Without the images, output each record below as it stands.

● ● ●

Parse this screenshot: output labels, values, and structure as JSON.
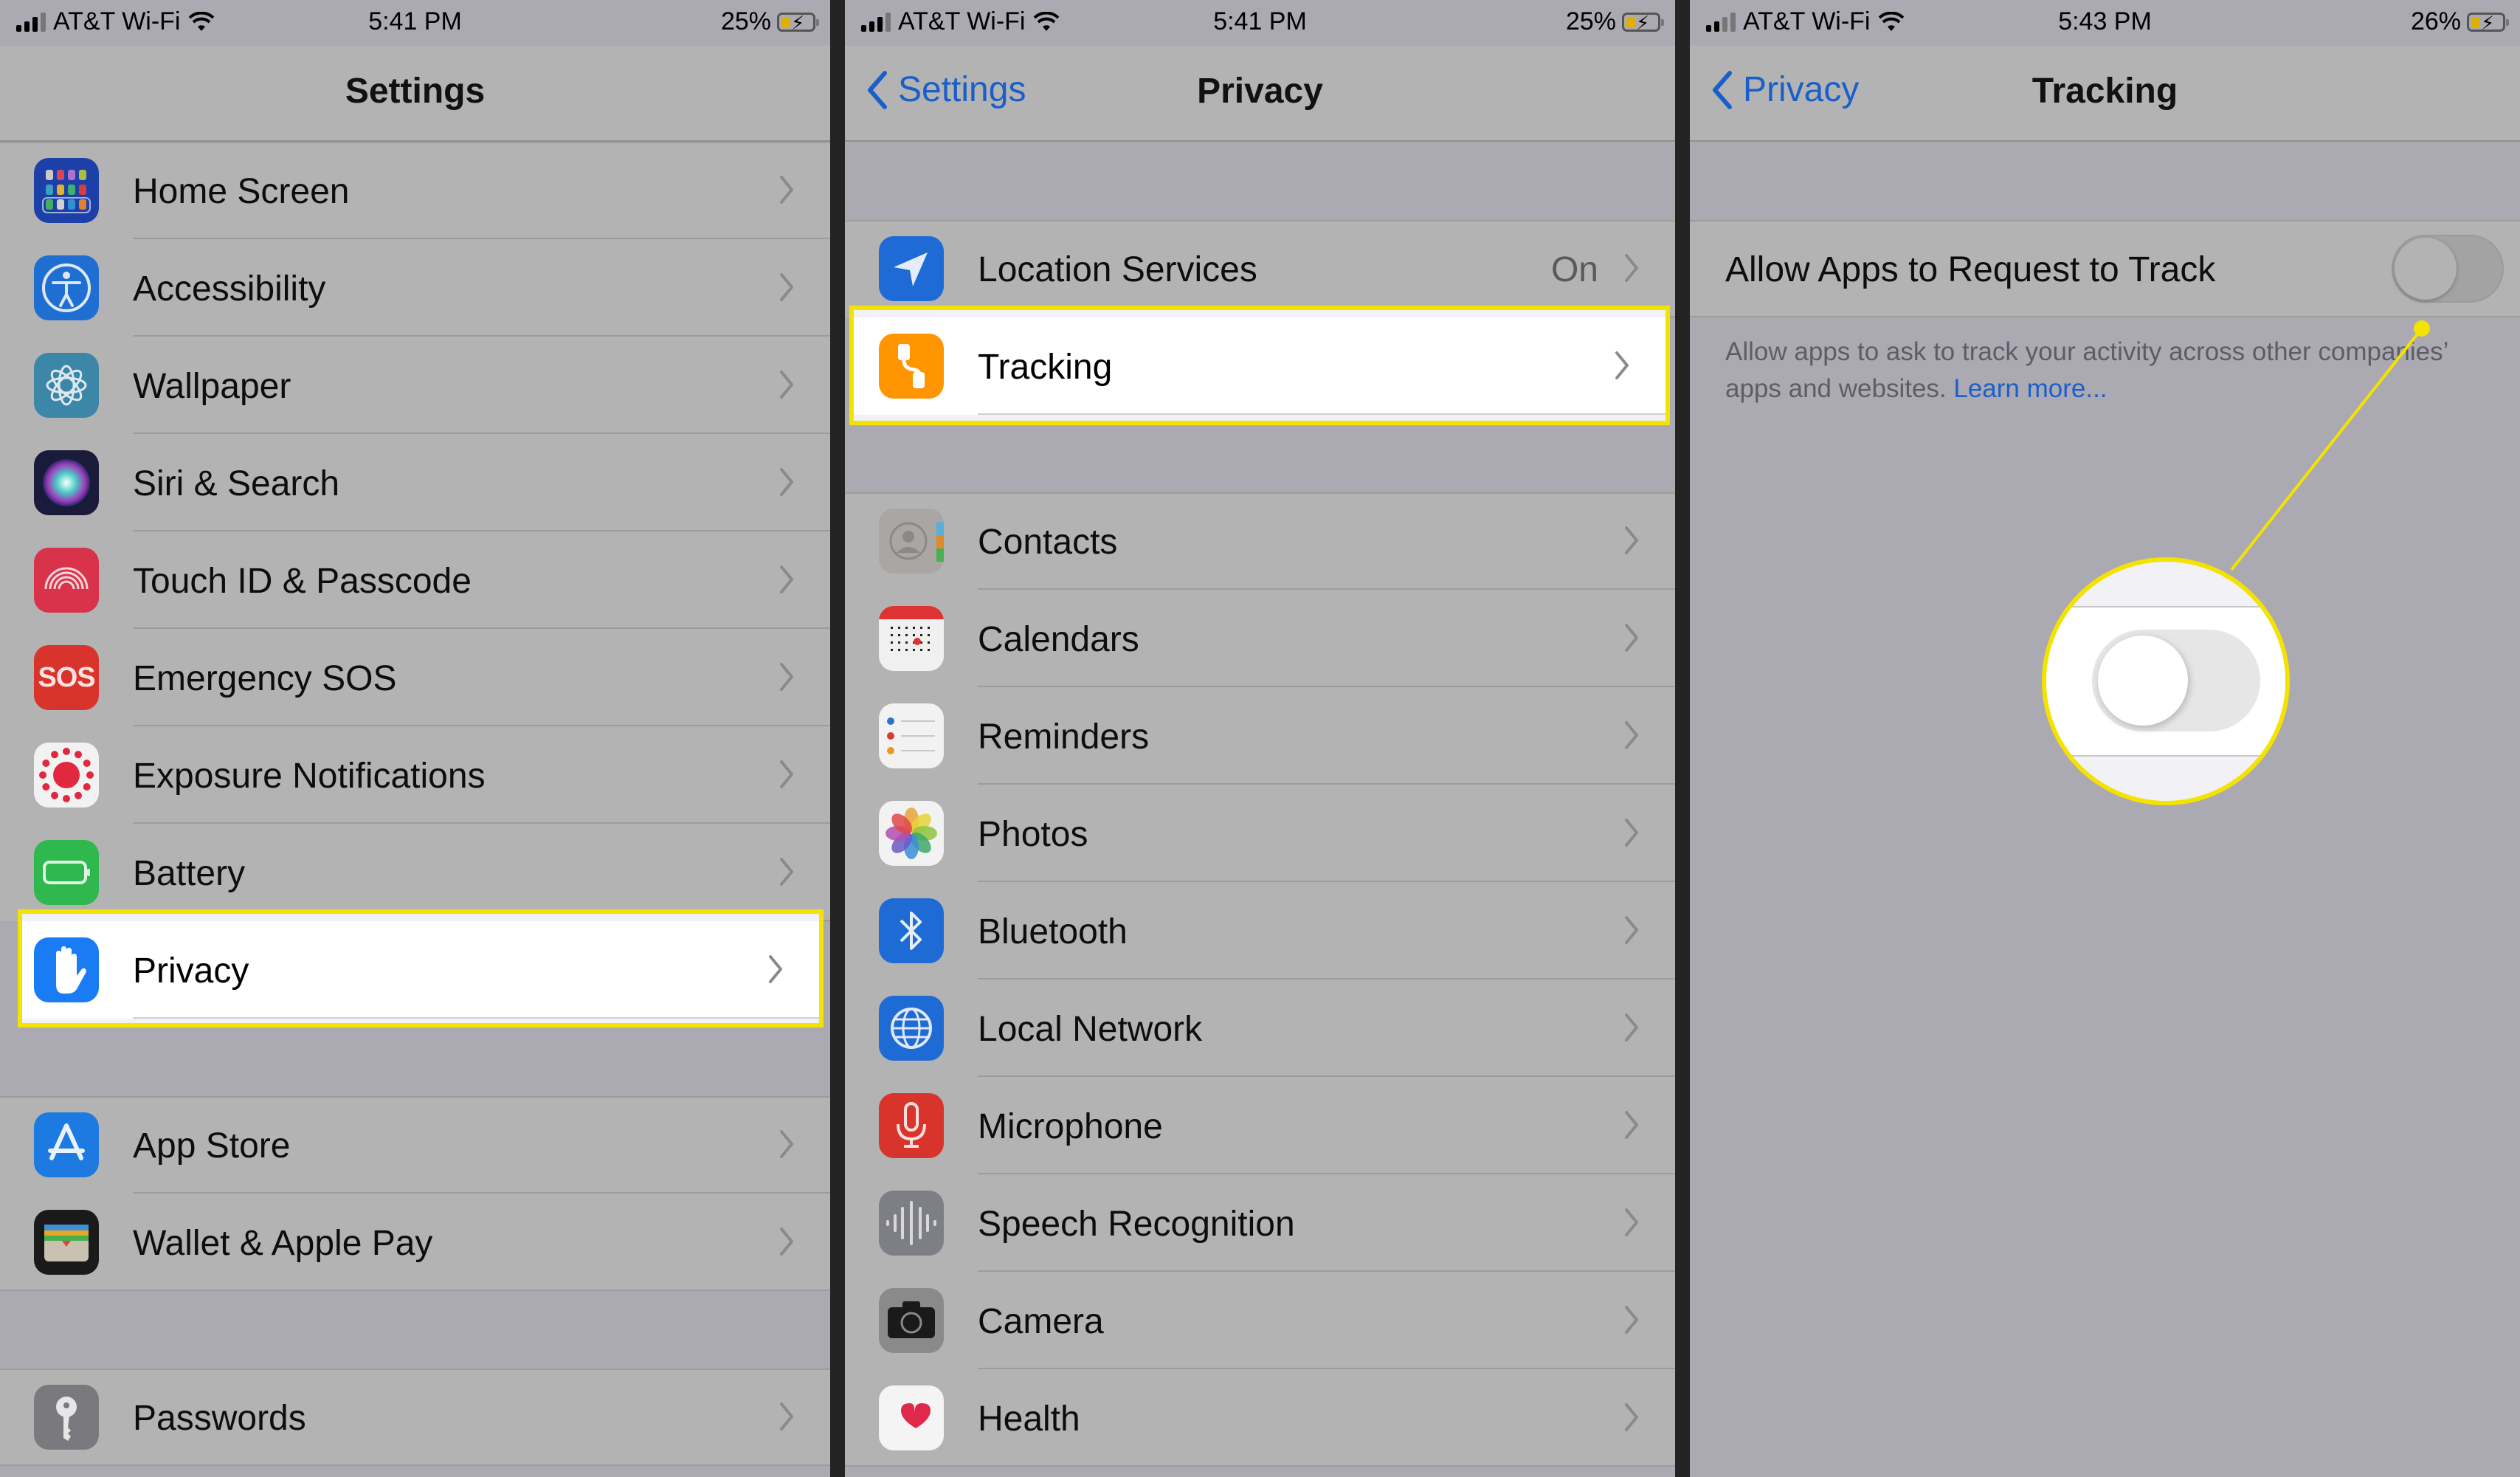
{
  "panels": [
    {
      "status": {
        "carrier": "AT&T Wi-Fi",
        "time": "5:41 PM",
        "battery": "25%"
      },
      "nav": {
        "title": "Settings",
        "back": null
      },
      "groups": [
        [
          {
            "label": "Home Screen",
            "icon": "home-screen-icon"
          },
          {
            "label": "Accessibility",
            "icon": "accessibility-icon"
          },
          {
            "label": "Wallpaper",
            "icon": "wallpaper-icon"
          },
          {
            "label": "Siri & Search",
            "icon": "siri-icon"
          },
          {
            "label": "Touch ID & Passcode",
            "icon": "fingerprint-icon"
          },
          {
            "label": "Emergency SOS",
            "icon": "sos-icon",
            "icon_text": "SOS"
          },
          {
            "label": "Exposure Notifications",
            "icon": "exposure-notifications-icon"
          },
          {
            "label": "Battery",
            "icon": "battery-icon"
          },
          {
            "label": "Privacy",
            "icon": "privacy-hand-icon",
            "highlighted": true
          }
        ],
        [
          {
            "label": "App Store",
            "icon": "app-store-icon"
          },
          {
            "label": "Wallet & Apple Pay",
            "icon": "wallet-icon"
          }
        ],
        [
          {
            "label": "Passwords",
            "icon": "key-icon"
          }
        ]
      ]
    },
    {
      "status": {
        "carrier": "AT&T Wi-Fi",
        "time": "5:41 PM",
        "battery": "25%"
      },
      "nav": {
        "title": "Privacy",
        "back": "Settings"
      },
      "groups": [
        [
          {
            "label": "Location Services",
            "icon": "location-arrow-icon",
            "value": "On"
          },
          {
            "label": "Tracking",
            "icon": "tracking-icon",
            "highlighted": true
          }
        ],
        [
          {
            "label": "Contacts",
            "icon": "contacts-icon"
          },
          {
            "label": "Calendars",
            "icon": "calendar-icon"
          },
          {
            "label": "Reminders",
            "icon": "reminders-icon"
          },
          {
            "label": "Photos",
            "icon": "photos-icon"
          },
          {
            "label": "Bluetooth",
            "icon": "bluetooth-icon"
          },
          {
            "label": "Local Network",
            "icon": "globe-icon"
          },
          {
            "label": "Microphone",
            "icon": "microphone-icon"
          },
          {
            "label": "Speech Recognition",
            "icon": "waveform-icon"
          },
          {
            "label": "Camera",
            "icon": "camera-icon"
          },
          {
            "label": "Health",
            "icon": "heart-icon"
          }
        ]
      ]
    },
    {
      "status": {
        "carrier": "AT&T Wi-Fi",
        "time": "5:43 PM",
        "battery": "26%"
      },
      "nav": {
        "title": "Tracking",
        "back": "Privacy"
      },
      "setting": {
        "label": "Allow Apps to Request to Track",
        "enabled": false
      },
      "footnote": {
        "text": "Allow apps to ask to track your activity across other companies’ apps and websites. ",
        "link": "Learn more..."
      }
    }
  ],
  "colors": {
    "highlight": "#f4e300",
    "link": "#1a5fc9"
  }
}
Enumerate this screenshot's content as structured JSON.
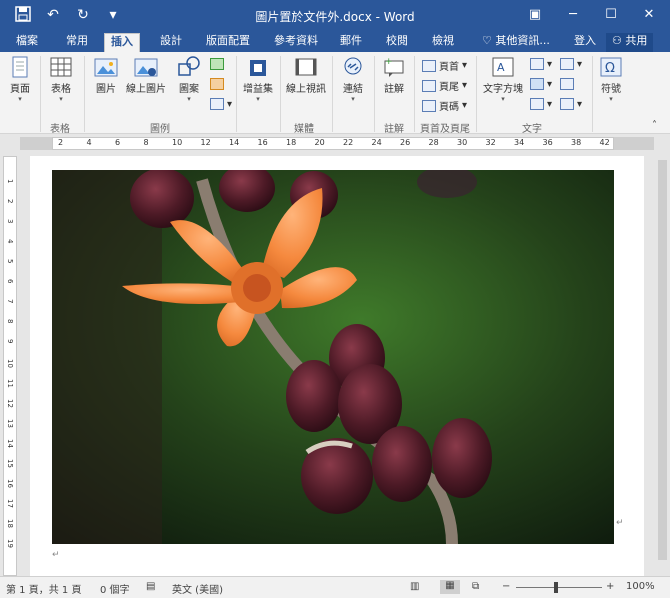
{
  "window": {
    "title": "圖片置於文件外.docx - Word",
    "qat_icons": [
      "save-icon",
      "undo-icon",
      "redo-icon",
      "customize-icon"
    ],
    "controls_icons": [
      "ribbon-display-icon",
      "minimize-icon",
      "maximize-icon",
      "close-icon"
    ]
  },
  "tabs": [
    "檔案",
    "常用",
    "插入",
    "設計",
    "版面配置",
    "參考資料",
    "郵件",
    "校閱",
    "檢視"
  ],
  "active_tab": "插入",
  "tell_me": "其他資訊...",
  "signin": "登入",
  "share": "共用",
  "ribbon": {
    "page_btn": "頁面",
    "table_btn": "表格",
    "picture_btn": "圖片",
    "online_picture_btn": "線上圖片",
    "shapes_btn": "圖案",
    "addins_btn": "增益集",
    "online_video_btn": "線上視訊",
    "links_btn": "連結",
    "comment_btn": "註解",
    "header_btn": "頁首",
    "footer_btn": "頁尾",
    "page_number_btn": "頁碼",
    "textbox_btn": "文字方塊",
    "symbol_btn": "符號",
    "groups": {
      "table": "表格",
      "illustrations": "圖例",
      "media": "媒體",
      "comments": "註解",
      "header_footer": "頁首及頁尾",
      "text": "文字"
    }
  },
  "ruler_ticks": [
    "2",
    "4",
    "6",
    "8",
    "10",
    "12",
    "14",
    "16",
    "18",
    "20",
    "22",
    "24",
    "26",
    "28",
    "30",
    "32",
    "34",
    "36",
    "38",
    "42"
  ],
  "vruler_ticks": [
    "1",
    "2",
    "3",
    "4",
    "5",
    "6",
    "7",
    "8",
    "9",
    "10",
    "11",
    "12",
    "13",
    "14",
    "15",
    "16",
    "17",
    "18",
    "19"
  ],
  "status": {
    "page": "第 1 頁，共 1 頁",
    "words": "0 個字",
    "language": "英文 (美國)",
    "zoom": "100%",
    "zoom_level": 1.0
  },
  "colors": {
    "accent": "#2b579a"
  }
}
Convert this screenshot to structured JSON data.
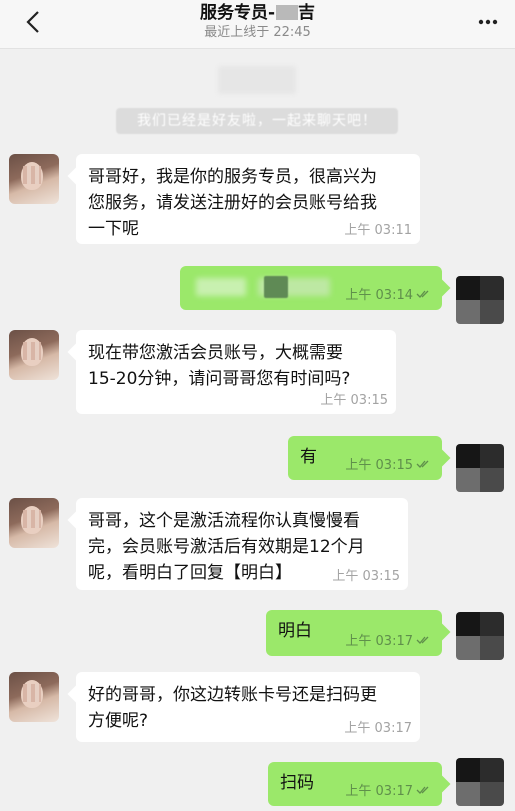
{
  "header": {
    "title_visible": "服务专员-",
    "title_tail": "吉",
    "status": "最近上线于 22:45"
  },
  "system_note": "我们已经是好友啦，一起来聊天吧！",
  "messages": [
    {
      "text": "哥哥好，我是你的服务专员，很高兴为您服务，请发送注册好的会员账号给我一下呢",
      "lines": [
        "哥哥好，我是你的服务专员，很高兴为",
        "您服务，请发送注册好的会员账号给我",
        "一下呢"
      ],
      "time": "上午 03:11"
    },
    {
      "text": "",
      "time": "上午 03:14"
    },
    {
      "lines": [
        "现在带您激活会员账号，大概需要",
        "15-20分钟，请问哥哥您有时间吗?"
      ],
      "time": "上午 03:15"
    },
    {
      "text": "有",
      "time": "上午 03:15"
    },
    {
      "lines": [
        "哥哥，这个是激活流程你认真慢慢看",
        "完，会员账号激活后有效期是12个月",
        "呢，看明白了回复【明白】"
      ],
      "time": "上午 03:15"
    },
    {
      "text": "明白",
      "time": "上午 03:17"
    },
    {
      "lines": [
        "好的哥哥，你这边转账卡号还是扫码更",
        "方便呢?"
      ],
      "time": "上午 03:17"
    },
    {
      "text": "扫码",
      "time": "上午 03:17"
    }
  ],
  "colors": {
    "outgoing_bubble": "#9be86a",
    "incoming_bubble": "#ffffff",
    "background": "#f0f0f0"
  },
  "icons": [
    "back-icon",
    "more-icon",
    "read-ticks-icon"
  ]
}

● ● ●

**COMPLETED TASK:**
Parse this screenshot: output labels, values, and structure as JSON.
{
  "panels": [
    {
      "status": {
        "carrier": "AT&T Wi-Fi",
        "time": "5:41 PM",
        "battery": "25%"
      },
      "nav": {
        "title": "Settings",
        "back": null
      },
      "groups": [
        [
          {
            "label": "Home Screen",
            "icon": "home-screen-icon"
          },
          {
            "label": "Accessibility",
            "icon": "accessibility-icon"
          },
          {
            "label": "Wallpaper",
            "icon": "wallpaper-icon"
          },
          {
            "label": "Siri & Search",
            "icon": "siri-icon"
          },
          {
            "label": "Touch ID & Passcode",
            "icon": "fingerprint-icon"
          },
          {
            "label": "Emergency SOS",
            "icon": "sos-icon",
            "icon_text": "SOS"
          },
          {
            "label": "Exposure Notifications",
            "icon": "exposure-notifications-icon"
          },
          {
            "label": "Battery",
            "icon": "battery-icon"
          },
          {
            "label": "Privacy",
            "icon": "privacy-hand-icon",
            "highlighted": true
          }
        ],
        [
          {
            "label": "App Store",
            "icon": "app-store-icon"
          },
          {
            "label": "Wallet & Apple Pay",
            "icon": "wallet-icon"
          }
        ],
        [
          {
            "label": "Passwords",
            "icon": "key-icon"
          }
        ]
      ]
    },
    {
      "status": {
        "carrier": "AT&T Wi-Fi",
        "time": "5:41 PM",
        "battery": "25%"
      },
      "nav": {
        "title": "Privacy",
        "back": "Settings"
      },
      "groups": [
        [
          {
            "label": "Location Services",
            "icon": "location-arrow-icon",
            "value": "On"
          },
          {
            "label": "Tracking",
            "icon": "tracking-icon",
            "highlighted": true
          }
        ],
        [
          {
            "label": "Contacts",
            "icon": "contacts-icon"
          },
          {
            "label": "Calendars",
            "icon": "calendar-icon"
          },
          {
            "label": "Reminders",
            "icon": "reminders-icon"
          },
          {
            "label": "Photos",
            "icon": "photos-icon"
          },
          {
            "label": "Bluetooth",
            "icon": "bluetooth-icon"
          },
          {
            "label": "Local Network",
            "icon": "globe-icon"
          },
          {
            "label": "Microphone",
            "icon": "microphone-icon"
          },
          {
            "label": "Speech Recognition",
            "icon": "waveform-icon"
          },
          {
            "label": "Camera",
            "icon": "camera-icon"
          },
          {
            "label": "Health",
            "icon": "heart-icon"
          }
        ]
      ]
    },
    {
      "status": {
        "carrier": "AT&T Wi-Fi",
        "time": "5:43 PM",
        "battery": "26%"
      },
      "nav": {
        "title": "Tracking",
        "back": "Privacy"
      },
      "setting": {
        "label": "Allow Apps to Request to Track",
        "enabled": false
      },
      "footnote": {
        "text": "Allow apps to ask to track your activity across other companies’ apps and websites. ",
        "link": "Learn more..."
      }
    }
  ],
  "colors": {
    "highlight": "#f4e300",
    "link": "#1a5fc9"
  }
}
Enumerate this screenshot's content as structured JSON.
{
  "window": {
    "title": "圖片置於文件外.docx - Word",
    "qat_icons": [
      "save-icon",
      "undo-icon",
      "redo-icon",
      "customize-icon"
    ],
    "controls_icons": [
      "ribbon-display-icon",
      "minimize-icon",
      "maximize-icon",
      "close-icon"
    ]
  },
  "tabs": [
    "檔案",
    "常用",
    "插入",
    "設計",
    "版面配置",
    "參考資料",
    "郵件",
    "校閱",
    "檢視"
  ],
  "active_tab": "插入",
  "tell_me": "其他資訊...",
  "signin": "登入",
  "share": "共用",
  "ribbon": {
    "page_btn": "頁面",
    "table_btn": "表格",
    "picture_btn": "圖片",
    "online_picture_btn": "線上圖片",
    "shapes_btn": "圖案",
    "addins_btn": "增益集",
    "online_video_btn": "線上視訊",
    "links_btn": "連結",
    "comment_btn": "註解",
    "header_btn": "頁首",
    "footer_btn": "頁尾",
    "page_number_btn": "頁碼",
    "textbox_btn": "文字方塊",
    "symbol_btn": "符號",
    "groups": {
      "table": "表格",
      "illustrations": "圖例",
      "media": "媒體",
      "comments": "註解",
      "header_footer": "頁首及頁尾",
      "text": "文字"
    }
  },
  "ruler_ticks": [
    "2",
    "4",
    "6",
    "8",
    "10",
    "12",
    "14",
    "16",
    "18",
    "20",
    "22",
    "24",
    "26",
    "28",
    "30",
    "32",
    "34",
    "36",
    "38",
    "42"
  ],
  "vruler_ticks": [
    "1",
    "2",
    "3",
    "4",
    "5",
    "6",
    "7",
    "8",
    "9",
    "10",
    "11",
    "12",
    "13",
    "14",
    "15",
    "16",
    "17",
    "18",
    "19"
  ],
  "status": {
    "page": "第 1 頁，共 1 頁",
    "words": "0 個字",
    "language": "英文 (美國)",
    "zoom": "100%",
    "zoom_level": 1.0
  },
  "colors": {
    "accent": "#2b579a"
  }
}
Convert this screenshot to structured JSON data.
{
  "header": {
    "title_visible": "服务专员-",
    "title_tail": "吉",
    "status": "最近上线于 22:45"
  },
  "system_note": "我们已经是好友啦，一起来聊天吧！",
  "messages": [
    {
      "text": "哥哥好，我是你的服务专员，很高兴为您服务，请发送注册好的会员账号给我一下呢",
      "lines": [
        "哥哥好，我是你的服务专员，很高兴为",
        "您服务，请发送注册好的会员账号给我",
        "一下呢"
      ],
      "time": "上午 03:11"
    },
    {
      "text": "",
      "time": "上午 03:14"
    },
    {
      "lines": [
        "现在带您激活会员账号，大概需要",
        "15-20分钟，请问哥哥您有时间吗?"
      ],
      "time": "上午 03:15"
    },
    {
      "text": "有",
      "time": "上午 03:15"
    },
    {
      "lines": [
        "哥哥，这个是激活流程你认真慢慢看",
        "完，会员账号激活后有效期是12个月",
        "呢，看明白了回复【明白】"
      ],
      "time": "上午 03:15"
    },
    {
      "text": "明白",
      "time": "上午 03:17"
    },
    {
      "lines": [
        "好的哥哥，你这边转账卡号还是扫码更",
        "方便呢?"
      ],
      "time": "上午 03:17"
    },
    {
      "text": "扫码",
      "time": "上午 03:17"
    }
  ],
  "colors": {
    "outgoing_bubble": "#9be86a",
    "incoming_bubble": "#ffffff",
    "background": "#f0f0f0"
  },
  "icons": [
    "back-icon",
    "more-icon",
    "read-ticks-icon"
  ]
}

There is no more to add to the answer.